INPUT RECORDS
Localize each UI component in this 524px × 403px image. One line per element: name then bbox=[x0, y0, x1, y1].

...

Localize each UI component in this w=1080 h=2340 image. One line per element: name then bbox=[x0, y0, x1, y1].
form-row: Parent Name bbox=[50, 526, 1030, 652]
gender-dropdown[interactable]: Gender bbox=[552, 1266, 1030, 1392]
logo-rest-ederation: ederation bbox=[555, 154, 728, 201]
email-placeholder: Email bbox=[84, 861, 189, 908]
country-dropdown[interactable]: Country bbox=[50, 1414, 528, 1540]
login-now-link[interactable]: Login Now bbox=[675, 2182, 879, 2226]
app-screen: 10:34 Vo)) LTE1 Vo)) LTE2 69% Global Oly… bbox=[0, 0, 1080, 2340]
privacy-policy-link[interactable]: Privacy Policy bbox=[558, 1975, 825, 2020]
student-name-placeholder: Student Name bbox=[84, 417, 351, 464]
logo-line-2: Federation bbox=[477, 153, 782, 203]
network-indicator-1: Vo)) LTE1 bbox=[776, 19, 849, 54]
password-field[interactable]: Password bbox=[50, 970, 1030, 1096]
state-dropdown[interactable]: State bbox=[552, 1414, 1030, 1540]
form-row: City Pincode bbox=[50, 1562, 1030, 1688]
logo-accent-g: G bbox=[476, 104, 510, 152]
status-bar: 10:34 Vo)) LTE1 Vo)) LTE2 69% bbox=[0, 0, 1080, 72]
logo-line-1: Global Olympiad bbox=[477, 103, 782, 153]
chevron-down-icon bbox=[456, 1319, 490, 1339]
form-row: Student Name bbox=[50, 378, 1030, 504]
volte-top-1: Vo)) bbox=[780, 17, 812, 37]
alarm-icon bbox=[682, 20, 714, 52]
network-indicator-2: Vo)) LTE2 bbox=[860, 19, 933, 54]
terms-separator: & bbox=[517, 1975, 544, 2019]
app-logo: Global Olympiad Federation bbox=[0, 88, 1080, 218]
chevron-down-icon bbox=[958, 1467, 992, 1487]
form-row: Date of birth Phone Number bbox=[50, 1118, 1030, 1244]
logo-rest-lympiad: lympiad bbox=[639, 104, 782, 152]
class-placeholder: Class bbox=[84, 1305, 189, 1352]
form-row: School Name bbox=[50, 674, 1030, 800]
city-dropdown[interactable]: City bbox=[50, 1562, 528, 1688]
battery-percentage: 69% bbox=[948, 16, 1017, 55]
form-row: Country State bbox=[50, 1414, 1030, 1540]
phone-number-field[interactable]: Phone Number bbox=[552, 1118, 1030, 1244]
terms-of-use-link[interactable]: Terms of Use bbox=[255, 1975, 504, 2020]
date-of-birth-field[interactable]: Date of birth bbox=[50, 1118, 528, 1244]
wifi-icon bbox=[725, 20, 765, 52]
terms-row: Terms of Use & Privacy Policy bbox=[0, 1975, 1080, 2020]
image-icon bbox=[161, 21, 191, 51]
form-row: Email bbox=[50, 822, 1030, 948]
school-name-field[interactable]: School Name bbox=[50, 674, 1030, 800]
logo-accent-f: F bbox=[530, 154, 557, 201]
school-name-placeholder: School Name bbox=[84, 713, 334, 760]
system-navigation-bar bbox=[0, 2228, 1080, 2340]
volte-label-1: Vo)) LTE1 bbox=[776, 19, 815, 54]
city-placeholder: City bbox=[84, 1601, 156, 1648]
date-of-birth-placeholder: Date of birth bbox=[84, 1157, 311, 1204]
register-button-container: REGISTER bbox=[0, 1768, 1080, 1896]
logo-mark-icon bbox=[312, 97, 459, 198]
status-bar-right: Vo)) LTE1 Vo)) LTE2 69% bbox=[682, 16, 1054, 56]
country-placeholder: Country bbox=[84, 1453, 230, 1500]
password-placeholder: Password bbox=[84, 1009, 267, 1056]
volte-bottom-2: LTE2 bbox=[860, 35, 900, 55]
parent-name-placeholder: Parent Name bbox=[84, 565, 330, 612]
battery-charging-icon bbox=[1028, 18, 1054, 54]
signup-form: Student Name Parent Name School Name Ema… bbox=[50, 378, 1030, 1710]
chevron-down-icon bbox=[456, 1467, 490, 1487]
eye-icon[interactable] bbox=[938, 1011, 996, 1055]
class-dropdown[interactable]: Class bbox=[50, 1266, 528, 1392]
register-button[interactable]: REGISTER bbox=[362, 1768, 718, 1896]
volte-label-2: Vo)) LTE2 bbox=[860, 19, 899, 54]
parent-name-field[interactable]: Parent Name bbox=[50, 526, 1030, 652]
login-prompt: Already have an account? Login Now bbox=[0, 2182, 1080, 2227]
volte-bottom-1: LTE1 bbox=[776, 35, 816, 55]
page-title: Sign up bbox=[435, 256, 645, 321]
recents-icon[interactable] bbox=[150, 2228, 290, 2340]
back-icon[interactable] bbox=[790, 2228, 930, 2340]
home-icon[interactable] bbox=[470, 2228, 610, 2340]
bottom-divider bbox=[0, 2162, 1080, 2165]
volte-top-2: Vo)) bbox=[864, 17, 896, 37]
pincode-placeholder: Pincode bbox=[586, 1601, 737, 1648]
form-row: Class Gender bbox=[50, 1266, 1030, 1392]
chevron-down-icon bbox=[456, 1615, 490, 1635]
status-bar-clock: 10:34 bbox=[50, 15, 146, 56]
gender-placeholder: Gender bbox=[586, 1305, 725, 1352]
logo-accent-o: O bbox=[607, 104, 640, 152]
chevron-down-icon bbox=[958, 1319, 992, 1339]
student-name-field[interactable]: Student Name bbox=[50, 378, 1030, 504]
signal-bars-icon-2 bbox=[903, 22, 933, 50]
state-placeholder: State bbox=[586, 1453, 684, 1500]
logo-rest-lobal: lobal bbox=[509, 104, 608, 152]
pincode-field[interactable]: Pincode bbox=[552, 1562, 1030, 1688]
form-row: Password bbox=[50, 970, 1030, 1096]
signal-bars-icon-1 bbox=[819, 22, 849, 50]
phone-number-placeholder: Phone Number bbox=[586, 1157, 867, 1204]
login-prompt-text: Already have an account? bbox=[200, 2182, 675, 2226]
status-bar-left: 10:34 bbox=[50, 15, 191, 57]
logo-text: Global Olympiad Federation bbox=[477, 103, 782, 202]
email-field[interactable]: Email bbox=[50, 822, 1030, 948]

YOUR GOAL
Convert the listing, from the line containing "Localize each UI component in this w=1080" up to and including the line containing "chevron-down-icon bbox=[456, 1319, 490, 1339]", into a Markdown table with columns No. and Entry. Give each line its own numbered row and omit blank lines.

REPLY TO THE TASK
| No. | Entry |
|---|---|
| 1 | Localize each UI component in this w=1080 h=2340 image. One line per element: name then bbox=[x0, y0, x1, y1]. |
| 2 | form-row: Parent Name bbox=[50, 526, 1030, 652] |
| 3 | gender-dropdown[interactable]: Gender bbox=[552, 1266, 1030, 1392] |
| 4 | logo-rest-ederation: ederation bbox=[555, 154, 728, 201] |
| 5 | email-placeholder: Email bbox=[84, 861, 189, 908] |
| 6 | country-dropdown[interactable]: Country bbox=[50, 1414, 528, 1540] |
| 7 | login-now-link[interactable]: Login Now bbox=[675, 2182, 879, 2226] |
| 8 | app-screen: 10:34 Vo)) LTE1 Vo)) LTE2 69% Global Oly… bbox=[0, 0, 1080, 2340] |
| 9 | privacy-policy-link[interactable]: Privacy Policy bbox=[558, 1975, 825, 2020] |
| 10 | student-name-placeholder: Student Name bbox=[84, 417, 351, 464] |
| 11 | logo-line-2: Federation bbox=[477, 153, 782, 203] |
| 12 | network-indicator-1: Vo)) LTE1 bbox=[776, 19, 849, 54] |
| 13 | password-field[interactable]: Password bbox=[50, 970, 1030, 1096] |
| 14 | state-dropdown[interactable]: State bbox=[552, 1414, 1030, 1540] |
| 15 | form-row: City Pincode bbox=[50, 1562, 1030, 1688] |
| 16 | logo-accent-g: G bbox=[476, 104, 510, 152] |
| 17 | status-bar: 10:34 Vo)) LTE1 Vo)) LTE2 69% bbox=[0, 0, 1080, 72] |
| 18 | logo-line-1: Global Olympiad bbox=[477, 103, 782, 153] |
| 19 | chevron-down-icon bbox=[456, 1319, 490, 1339] |